*What you should do*
All entries must be extracted exactly, with nothing added or dropped.

*Data records*
_ _ _ _
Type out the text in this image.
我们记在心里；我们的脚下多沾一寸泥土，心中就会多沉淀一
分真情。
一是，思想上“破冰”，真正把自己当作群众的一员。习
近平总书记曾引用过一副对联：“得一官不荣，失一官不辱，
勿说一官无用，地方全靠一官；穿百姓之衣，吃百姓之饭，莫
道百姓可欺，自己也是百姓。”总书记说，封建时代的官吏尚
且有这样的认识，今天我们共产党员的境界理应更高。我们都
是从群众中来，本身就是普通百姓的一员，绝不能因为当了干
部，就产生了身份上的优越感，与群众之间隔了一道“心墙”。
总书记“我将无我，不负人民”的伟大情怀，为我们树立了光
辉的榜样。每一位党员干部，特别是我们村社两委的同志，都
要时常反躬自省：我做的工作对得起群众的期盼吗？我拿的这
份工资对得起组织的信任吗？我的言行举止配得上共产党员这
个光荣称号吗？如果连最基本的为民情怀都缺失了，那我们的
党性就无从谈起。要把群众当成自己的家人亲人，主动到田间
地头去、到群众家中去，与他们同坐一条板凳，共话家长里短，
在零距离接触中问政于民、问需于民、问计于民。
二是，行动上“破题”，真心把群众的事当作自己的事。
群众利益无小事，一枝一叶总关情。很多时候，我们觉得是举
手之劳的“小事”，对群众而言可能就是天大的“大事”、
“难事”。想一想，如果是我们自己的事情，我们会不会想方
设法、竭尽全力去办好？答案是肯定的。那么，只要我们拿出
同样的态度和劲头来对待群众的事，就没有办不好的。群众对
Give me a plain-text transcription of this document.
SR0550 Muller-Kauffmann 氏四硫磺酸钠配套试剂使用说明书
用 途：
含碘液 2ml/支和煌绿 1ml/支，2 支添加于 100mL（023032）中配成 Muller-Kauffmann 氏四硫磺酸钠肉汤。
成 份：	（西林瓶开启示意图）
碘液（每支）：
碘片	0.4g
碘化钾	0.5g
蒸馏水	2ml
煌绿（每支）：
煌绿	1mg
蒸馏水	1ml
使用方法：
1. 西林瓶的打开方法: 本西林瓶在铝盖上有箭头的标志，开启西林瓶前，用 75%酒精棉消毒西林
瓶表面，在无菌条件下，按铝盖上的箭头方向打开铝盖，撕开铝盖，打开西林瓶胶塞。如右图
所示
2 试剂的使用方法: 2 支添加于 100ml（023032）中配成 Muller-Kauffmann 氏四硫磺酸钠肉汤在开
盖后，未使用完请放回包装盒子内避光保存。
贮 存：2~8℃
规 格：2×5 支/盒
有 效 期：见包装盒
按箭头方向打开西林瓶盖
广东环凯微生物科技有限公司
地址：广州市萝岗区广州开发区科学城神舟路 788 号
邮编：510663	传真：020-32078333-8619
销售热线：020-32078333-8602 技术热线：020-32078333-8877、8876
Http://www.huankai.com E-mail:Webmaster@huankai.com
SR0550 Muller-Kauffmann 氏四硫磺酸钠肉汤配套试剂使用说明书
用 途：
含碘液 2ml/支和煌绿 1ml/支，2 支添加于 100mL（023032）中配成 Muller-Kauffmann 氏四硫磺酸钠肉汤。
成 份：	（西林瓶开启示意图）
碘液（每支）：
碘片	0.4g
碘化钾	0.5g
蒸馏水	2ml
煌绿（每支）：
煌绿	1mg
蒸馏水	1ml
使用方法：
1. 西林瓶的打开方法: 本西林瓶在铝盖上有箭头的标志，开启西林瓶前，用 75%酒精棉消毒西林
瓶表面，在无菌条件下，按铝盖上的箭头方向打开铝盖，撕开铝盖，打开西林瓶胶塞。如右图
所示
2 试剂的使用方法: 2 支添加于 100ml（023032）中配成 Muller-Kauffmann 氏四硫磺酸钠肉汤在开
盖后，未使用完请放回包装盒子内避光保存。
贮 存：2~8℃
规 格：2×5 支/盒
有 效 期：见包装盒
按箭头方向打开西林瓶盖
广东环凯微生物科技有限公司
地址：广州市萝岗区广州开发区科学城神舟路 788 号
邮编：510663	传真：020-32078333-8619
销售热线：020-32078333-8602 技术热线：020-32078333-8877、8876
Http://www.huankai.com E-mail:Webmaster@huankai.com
_ _ _ _
*Complete answer*
Type out the text in this image.
我们记在心里；我们的脚下多沾一寸泥土，心中就会多沉淀一
分真情。
一是，思想上“破冰”，真正把自己当作群众的一员。习
近平总书记曾引用过一副对联：“得一官不荣，失一官不辱，
勿说一官无用，地方全靠一官；穿百姓之衣，吃百姓之饭，莫
道百姓可欺，自己也是百姓。”总书记说，封建时代的官吏尚
且有这样的认识，今天我们共产党员的境界理应更高。我们都
是从群众中来，本身就是普通百姓的一员，绝不能因为当了干
部，就产生了身份上的优越感，与群众之间隔了一道“心墙”。
总书记“我将无我，不负人民”的伟大情怀，为我们树立了光
辉的榜样。每一位党员干部，特别是我们村社两委的同志，都
要时常反躬自省：我做的工作对得起群众的期盼吗？我拿的这
份工资对得起组织的信任吗？我的言行举止配得上共产党员这
个光荣称号吗？如果连最基本的为民情怀都缺失了，那我们的
党性就无从谈起。要把群众当成自己的家人亲人，主动到田间
地头去、到群众家中去，与他们同坐一条板凳，共话家长里短，
在零距离接触中问政于民、问需于民、问计于民。
二是，行动上“破题”，真心把群众的事当作自己的事。
群众利益无小事，一枝一叶总关情。很多时候，我们觉得是举
手之劳的“小事”，对群众而言可能就是天大的“大事”、
“难事”。想一想，如果是我们自己的事情，我们会不会想方
设法、竭尽全力去办好？答案是肯定的。那么，只要我们拿出
同样的态度和劲头来对待群众的事，就没有办不好的。群众对
Give me a plain-text transcription of this document.
SR0550 Muller-Kauffmann 氏四硫磺酸钠配套试剂使用说明书
用 途：
含碘液 2ml/支和煌绿 1ml/支，2 支添加于 100mL（023032）中配成 Muller-Kauffmann 氏四硫磺酸钠肉汤。
成 份：	（西林瓶开启示意图）
碘液（每支）：
碘片	0.4g
碘化钾	0.5g
蒸馏水	2ml
煌绿（每支）：
煌绿	1mg
蒸馏水	1ml
使用方法：
1. 西林瓶的打开方法: 本西林瓶在铝盖上有箭头的标志，开启西林瓶前，用 75%酒精棉消毒西林
瓶表面，在无菌条件下，按铝盖上的箭头方向打开铝盖，撕开铝盖，打开西林瓶胶塞。如右图
所示
2 试剂的使用方法: 2 支添加于 100ml（023032）中配成 Muller-Kauffmann 氏四硫磺酸钠肉汤在开
盖后，未使用完请放回包装盒子内避光保存。
贮 存：2~8℃
规 格：2×5 支/盒
有 效 期：见包装盒
按箭头方向打开西林瓶盖
广东环凯微生物科技有限公司
地址：广州市萝岗区广州开发区科学城神舟路 788 号
邮编：510663	传真：020-32078333-8619
销售热线：020-32078333-8602 技术热线：020-32078333-8877、8876
Http://www.huankai.com E-mail:Webmaster@huankai.com
SR0550 Muller-Kauffmann 氏四硫磺酸钠肉汤配套试剂使用说明书
用 途：
含碘液 2ml/支和煌绿 1ml/支，2 支添加于 100mL（023032）中配成 Muller-Kauffmann 氏四硫磺酸钠肉汤。
成 份：	（西林瓶开启示意图）
碘液（每支）：
碘片	0.4g
碘化钾	0.5g
蒸馏水	2ml
煌绿（每支）：
煌绿	1mg
蒸馏水	1ml
使用方法：
1. 西林瓶的打开方法: 本西林瓶在铝盖上有箭头的标志，开启西林瓶前，用 75%酒精棉消毒西林
瓶表面，在无菌条件下，按铝盖上的箭头方向打开铝盖，撕开铝盖，打开西林瓶胶塞。如右图
所示
2 试剂的使用方法: 2 支添加于 100ml（023032）中配成 Muller-Kauffmann 氏四硫磺酸钠肉汤在开
盖后，未使用完请放回包装盒子内避光保存。
贮 存：2~8℃
规 格：2×5 支/盒
有 效 期：见包装盒
按箭头方向打开西林瓶盖
广东环凯微生物科技有限公司
地址：广州市萝岗区广州开发区科学城神舟路 788 号
邮编：510663	传真：020-32078333-8619
销售热线：020-32078333-8602 技术热线：020-32078333-8877、8876
Http://www.huankai.com E-mail:Webmaster@huankai.com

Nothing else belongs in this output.